Given task: Output every line below without omitting or altering anything.

* BEGIN Supplied data *

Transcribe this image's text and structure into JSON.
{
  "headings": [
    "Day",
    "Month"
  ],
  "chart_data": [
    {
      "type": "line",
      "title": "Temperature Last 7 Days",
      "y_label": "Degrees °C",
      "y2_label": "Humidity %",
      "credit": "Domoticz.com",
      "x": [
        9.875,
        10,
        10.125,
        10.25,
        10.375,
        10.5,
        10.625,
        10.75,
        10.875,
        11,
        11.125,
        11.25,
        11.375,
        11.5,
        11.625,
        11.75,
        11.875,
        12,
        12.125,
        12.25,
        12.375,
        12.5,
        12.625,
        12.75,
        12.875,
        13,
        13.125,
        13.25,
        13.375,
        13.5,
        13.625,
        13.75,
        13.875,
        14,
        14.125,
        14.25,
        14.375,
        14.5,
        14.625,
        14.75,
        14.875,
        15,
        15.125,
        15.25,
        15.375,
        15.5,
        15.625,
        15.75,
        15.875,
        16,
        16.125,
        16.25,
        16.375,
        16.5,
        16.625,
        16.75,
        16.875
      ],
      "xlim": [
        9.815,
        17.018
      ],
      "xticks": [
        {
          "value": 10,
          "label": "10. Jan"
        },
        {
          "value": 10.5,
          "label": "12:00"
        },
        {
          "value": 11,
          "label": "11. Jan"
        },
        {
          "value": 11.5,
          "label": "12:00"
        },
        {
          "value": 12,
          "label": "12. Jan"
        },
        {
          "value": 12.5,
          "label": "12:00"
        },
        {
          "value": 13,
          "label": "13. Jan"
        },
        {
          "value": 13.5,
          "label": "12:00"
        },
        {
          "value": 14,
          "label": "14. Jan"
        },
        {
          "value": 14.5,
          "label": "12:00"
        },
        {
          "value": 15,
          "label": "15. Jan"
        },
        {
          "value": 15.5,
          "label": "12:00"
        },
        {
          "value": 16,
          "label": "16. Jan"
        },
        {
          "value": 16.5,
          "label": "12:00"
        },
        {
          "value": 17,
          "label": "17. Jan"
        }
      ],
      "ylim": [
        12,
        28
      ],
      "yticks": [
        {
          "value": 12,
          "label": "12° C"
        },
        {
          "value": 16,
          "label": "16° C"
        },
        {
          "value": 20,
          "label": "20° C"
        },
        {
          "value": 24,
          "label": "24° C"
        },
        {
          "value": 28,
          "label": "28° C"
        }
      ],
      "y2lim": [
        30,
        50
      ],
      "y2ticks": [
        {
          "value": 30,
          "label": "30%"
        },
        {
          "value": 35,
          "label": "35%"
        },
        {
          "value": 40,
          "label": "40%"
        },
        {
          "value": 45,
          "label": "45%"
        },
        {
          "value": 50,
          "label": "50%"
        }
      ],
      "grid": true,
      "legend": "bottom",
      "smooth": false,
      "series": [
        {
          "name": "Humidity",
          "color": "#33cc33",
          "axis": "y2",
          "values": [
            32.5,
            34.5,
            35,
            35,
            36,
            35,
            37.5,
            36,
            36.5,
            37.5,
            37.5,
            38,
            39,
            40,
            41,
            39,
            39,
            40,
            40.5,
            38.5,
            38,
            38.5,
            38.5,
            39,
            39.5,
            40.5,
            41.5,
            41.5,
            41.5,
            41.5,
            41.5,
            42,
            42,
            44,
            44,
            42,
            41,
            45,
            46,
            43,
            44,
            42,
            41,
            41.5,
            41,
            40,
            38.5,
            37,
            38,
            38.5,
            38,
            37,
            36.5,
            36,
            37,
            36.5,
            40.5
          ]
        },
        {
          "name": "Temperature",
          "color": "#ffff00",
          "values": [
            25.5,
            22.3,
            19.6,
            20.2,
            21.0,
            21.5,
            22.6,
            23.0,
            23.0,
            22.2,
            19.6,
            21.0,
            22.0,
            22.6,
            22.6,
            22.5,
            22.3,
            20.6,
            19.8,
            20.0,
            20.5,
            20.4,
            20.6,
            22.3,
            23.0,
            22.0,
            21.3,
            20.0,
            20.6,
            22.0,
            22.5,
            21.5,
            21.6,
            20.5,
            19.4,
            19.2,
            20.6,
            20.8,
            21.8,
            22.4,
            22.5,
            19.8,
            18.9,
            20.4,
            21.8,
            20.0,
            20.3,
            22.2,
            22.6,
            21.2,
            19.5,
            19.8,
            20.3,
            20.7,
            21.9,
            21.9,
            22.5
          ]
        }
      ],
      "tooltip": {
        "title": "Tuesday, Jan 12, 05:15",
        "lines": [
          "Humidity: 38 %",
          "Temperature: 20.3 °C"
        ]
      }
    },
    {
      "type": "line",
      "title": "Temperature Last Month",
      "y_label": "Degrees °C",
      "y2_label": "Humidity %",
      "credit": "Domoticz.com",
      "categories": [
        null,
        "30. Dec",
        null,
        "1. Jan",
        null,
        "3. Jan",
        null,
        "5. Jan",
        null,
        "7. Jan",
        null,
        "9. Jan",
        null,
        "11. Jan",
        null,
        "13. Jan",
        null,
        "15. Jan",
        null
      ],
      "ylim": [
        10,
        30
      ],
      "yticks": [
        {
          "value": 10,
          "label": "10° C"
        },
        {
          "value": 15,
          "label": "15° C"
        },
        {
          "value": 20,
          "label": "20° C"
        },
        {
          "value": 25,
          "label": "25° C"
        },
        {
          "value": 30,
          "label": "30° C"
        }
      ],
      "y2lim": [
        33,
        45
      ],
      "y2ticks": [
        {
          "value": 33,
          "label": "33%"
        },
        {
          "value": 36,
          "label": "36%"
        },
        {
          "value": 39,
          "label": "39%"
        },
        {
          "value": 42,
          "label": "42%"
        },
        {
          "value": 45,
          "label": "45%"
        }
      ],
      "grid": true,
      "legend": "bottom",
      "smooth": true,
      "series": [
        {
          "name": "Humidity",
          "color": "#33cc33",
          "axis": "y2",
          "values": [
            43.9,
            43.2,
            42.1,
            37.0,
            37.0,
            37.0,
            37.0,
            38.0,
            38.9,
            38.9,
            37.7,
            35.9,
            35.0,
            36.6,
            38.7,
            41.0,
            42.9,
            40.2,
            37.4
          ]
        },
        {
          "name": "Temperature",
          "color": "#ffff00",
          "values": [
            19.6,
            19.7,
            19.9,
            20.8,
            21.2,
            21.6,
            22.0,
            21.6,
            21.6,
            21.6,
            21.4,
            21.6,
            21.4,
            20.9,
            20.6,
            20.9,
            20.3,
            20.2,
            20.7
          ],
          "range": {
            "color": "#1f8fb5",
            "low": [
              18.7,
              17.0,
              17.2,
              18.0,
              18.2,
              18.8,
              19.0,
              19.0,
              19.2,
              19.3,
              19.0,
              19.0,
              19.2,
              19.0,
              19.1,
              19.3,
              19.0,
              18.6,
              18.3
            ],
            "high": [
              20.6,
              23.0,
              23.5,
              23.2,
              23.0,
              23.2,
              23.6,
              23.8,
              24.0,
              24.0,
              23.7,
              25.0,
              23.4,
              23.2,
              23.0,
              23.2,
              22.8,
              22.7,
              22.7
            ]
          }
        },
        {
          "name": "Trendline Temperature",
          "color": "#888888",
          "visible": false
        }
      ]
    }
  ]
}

* END Supplied data *

Completed task:
Transcribe this image's text and structure into JSON.
{
  "headings": [
    "Day",
    "Month"
  ],
  "chart_data": [
    {
      "type": "line",
      "title": "Temperature Last 7 Days",
      "y_label": "Degrees °C",
      "y2_label": "Humidity %",
      "credit": "Domoticz.com",
      "x": [
        9.875,
        10,
        10.125,
        10.25,
        10.375,
        10.5,
        10.625,
        10.75,
        10.875,
        11,
        11.125,
        11.25,
        11.375,
        11.5,
        11.625,
        11.75,
        11.875,
        12,
        12.125,
        12.25,
        12.375,
        12.5,
        12.625,
        12.75,
        12.875,
        13,
        13.125,
        13.25,
        13.375,
        13.5,
        13.625,
        13.75,
        13.875,
        14,
        14.125,
        14.25,
        14.375,
        14.5,
        14.625,
        14.75,
        14.875,
        15,
        15.125,
        15.25,
        15.375,
        15.5,
        15.625,
        15.75,
        15.875,
        16,
        16.125,
        16.25,
        16.375,
        16.5,
        16.625,
        16.75,
        16.875
      ],
      "xlim": [
        9.815,
        17.018
      ],
      "xticks": [
        {
          "value": 10,
          "label": "10. Jan"
        },
        {
          "value": 10.5,
          "label": "12:00"
        },
        {
          "value": 11,
          "label": "11. Jan"
        },
        {
          "value": 11.5,
          "label": "12:00"
        },
        {
          "value": 12,
          "label": "12. Jan"
        },
        {
          "value": 12.5,
          "label": "12:00"
        },
        {
          "value": 13,
          "label": "13. Jan"
        },
        {
          "value": 13.5,
          "label": "12:00"
        },
        {
          "value": 14,
          "label": "14. Jan"
        },
        {
          "value": 14.5,
          "label": "12:00"
        },
        {
          "value": 15,
          "label": "15. Jan"
        },
        {
          "value": 15.5,
          "label": "12:00"
        },
        {
          "value": 16,
          "label": "16. Jan"
        },
        {
          "value": 16.5,
          "label": "12:00"
        },
        {
          "value": 17,
          "label": "17. Jan"
        }
      ],
      "ylim": [
        12,
        28
      ],
      "yticks": [
        {
          "value": 12,
          "label": "12° C"
        },
        {
          "value": 16,
          "label": "16° C"
        },
        {
          "value": 20,
          "label": "20° C"
        },
        {
          "value": 24,
          "label": "24° C"
        },
        {
          "value": 28,
          "label": "28° C"
        }
      ],
      "y2lim": [
        30,
        50
      ],
      "y2ticks": [
        {
          "value": 30,
          "label": "30%"
        },
        {
          "value": 35,
          "label": "35%"
        },
        {
          "value": 40,
          "label": "40%"
        },
        {
          "value": 45,
          "label": "45%"
        },
        {
          "value": 50,
          "label": "50%"
        }
      ],
      "grid": true,
      "legend": "bottom",
      "smooth": false,
      "series": [
        {
          "name": "Humidity",
          "color": "#33cc33",
          "axis": "y2",
          "values": [
            32.5,
            34.5,
            35,
            35,
            36,
            35,
            37.5,
            36,
            36.5,
            37.5,
            37.5,
            38,
            39,
            40,
            41,
            39,
            39,
            40,
            40.5,
            38.5,
            38,
            38.5,
            38.5,
            39,
            39.5,
            40.5,
            41.5,
            41.5,
            41.5,
            41.5,
            41.5,
            42,
            42,
            44,
            44,
            42,
            41,
            45,
            46,
            43,
            44,
            42,
            41,
            41.5,
            41,
            40,
            38.5,
            37,
            38,
            38.5,
            38,
            37,
            36.5,
            36,
            37,
            36.5,
            40.5
          ]
        },
        {
          "name": "Temperature",
          "color": "#ffff00",
          "values": [
            25.5,
            22.3,
            19.6,
            20.2,
            21.0,
            21.5,
            22.6,
            23.0,
            23.0,
            22.2,
            19.6,
            21.0,
            22.0,
            22.6,
            22.6,
            22.5,
            22.3,
            20.6,
            19.8,
            20.0,
            20.5,
            20.4,
            20.6,
            22.3,
            23.0,
            22.0,
            21.3,
            20.0,
            20.6,
            22.0,
            22.5,
            21.5,
            21.6,
            20.5,
            19.4,
            19.2,
            20.6,
            20.8,
            21.8,
            22.4,
            22.5,
            19.8,
            18.9,
            20.4,
            21.8,
            20.0,
            20.3,
            22.2,
            22.6,
            21.2,
            19.5,
            19.8,
            20.3,
            20.7,
            21.9,
            21.9,
            22.5
          ]
        }
      ],
      "tooltip": {
        "title": "Tuesday, Jan 12, 05:15",
        "lines": [
          "Humidity: 38 %",
          "Temperature: 20.3 °C"
        ]
      }
    },
    {
      "type": "line",
      "title": "Temperature Last Month",
      "y_label": "Degrees °C",
      "y2_label": "Humidity %",
      "credit": "Domoticz.com",
      "categories": [
        null,
        "30. Dec",
        null,
        "1. Jan",
        null,
        "3. Jan",
        null,
        "5. Jan",
        null,
        "7. Jan",
        null,
        "9. Jan",
        null,
        "11. Jan",
        null,
        "13. Jan",
        null,
        "15. Jan",
        null
      ],
      "ylim": [
        10,
        30
      ],
      "yticks": [
        {
          "value": 10,
          "label": "10° C"
        },
        {
          "value": 15,
          "label": "15° C"
        },
        {
          "value": 20,
          "label": "20° C"
        },
        {
          "value": 25,
          "label": "25° C"
        },
        {
          "value": 30,
          "label": "30° C"
        }
      ],
      "y2lim": [
        33,
        45
      ],
      "y2ticks": [
        {
          "value": 33,
          "label": "33%"
        },
        {
          "value": 36,
          "label": "36%"
        },
        {
          "value": 39,
          "label": "39%"
        },
        {
          "value": 42,
          "label": "42%"
        },
        {
          "value": 45,
          "label": "45%"
        }
      ],
      "grid": true,
      "legend": "bottom",
      "smooth": true,
      "series": [
        {
          "name": "Humidity",
          "color": "#33cc33",
          "axis": "y2",
          "values": [
            43.9,
            43.2,
            42.1,
            37.0,
            37.0,
            37.0,
            37.0,
            38.0,
            38.9,
            38.9,
            37.7,
            35.9,
            35.0,
            36.6,
            38.7,
            41.0,
            42.9,
            40.2,
            37.4
          ]
        },
        {
          "name": "Temperature",
          "color": "#ffff00",
          "values": [
            19.6,
            19.7,
            19.9,
            20.8,
            21.2,
            21.6,
            22.0,
            21.6,
            21.6,
            21.6,
            21.4,
            21.6,
            21.4,
            20.9,
            20.6,
            20.9,
            20.3,
            20.2,
            20.7
          ],
          "range": {
            "color": "#1f8fb5",
            "low": [
              18.7,
              17.0,
              17.2,
              18.0,
              18.2,
              18.8,
              19.0,
              19.0,
              19.2,
              19.3,
              19.0,
              19.0,
              19.2,
              19.0,
              19.1,
              19.3,
              19.0,
              18.6,
              18.3
            ],
            "high": [
              20.6,
              23.0,
              23.5,
              23.2,
              23.0,
              23.2,
              23.6,
              23.8,
              24.0,
              24.0,
              23.7,
              25.0,
              23.4,
              23.2,
              23.0,
              23.2,
              22.8,
              22.7,
              22.7
            ]
          }
        },
        {
          "name": "Trendline Temperature",
          "color": "#888888",
          "visible": false
        }
      ]
    }
  ]
}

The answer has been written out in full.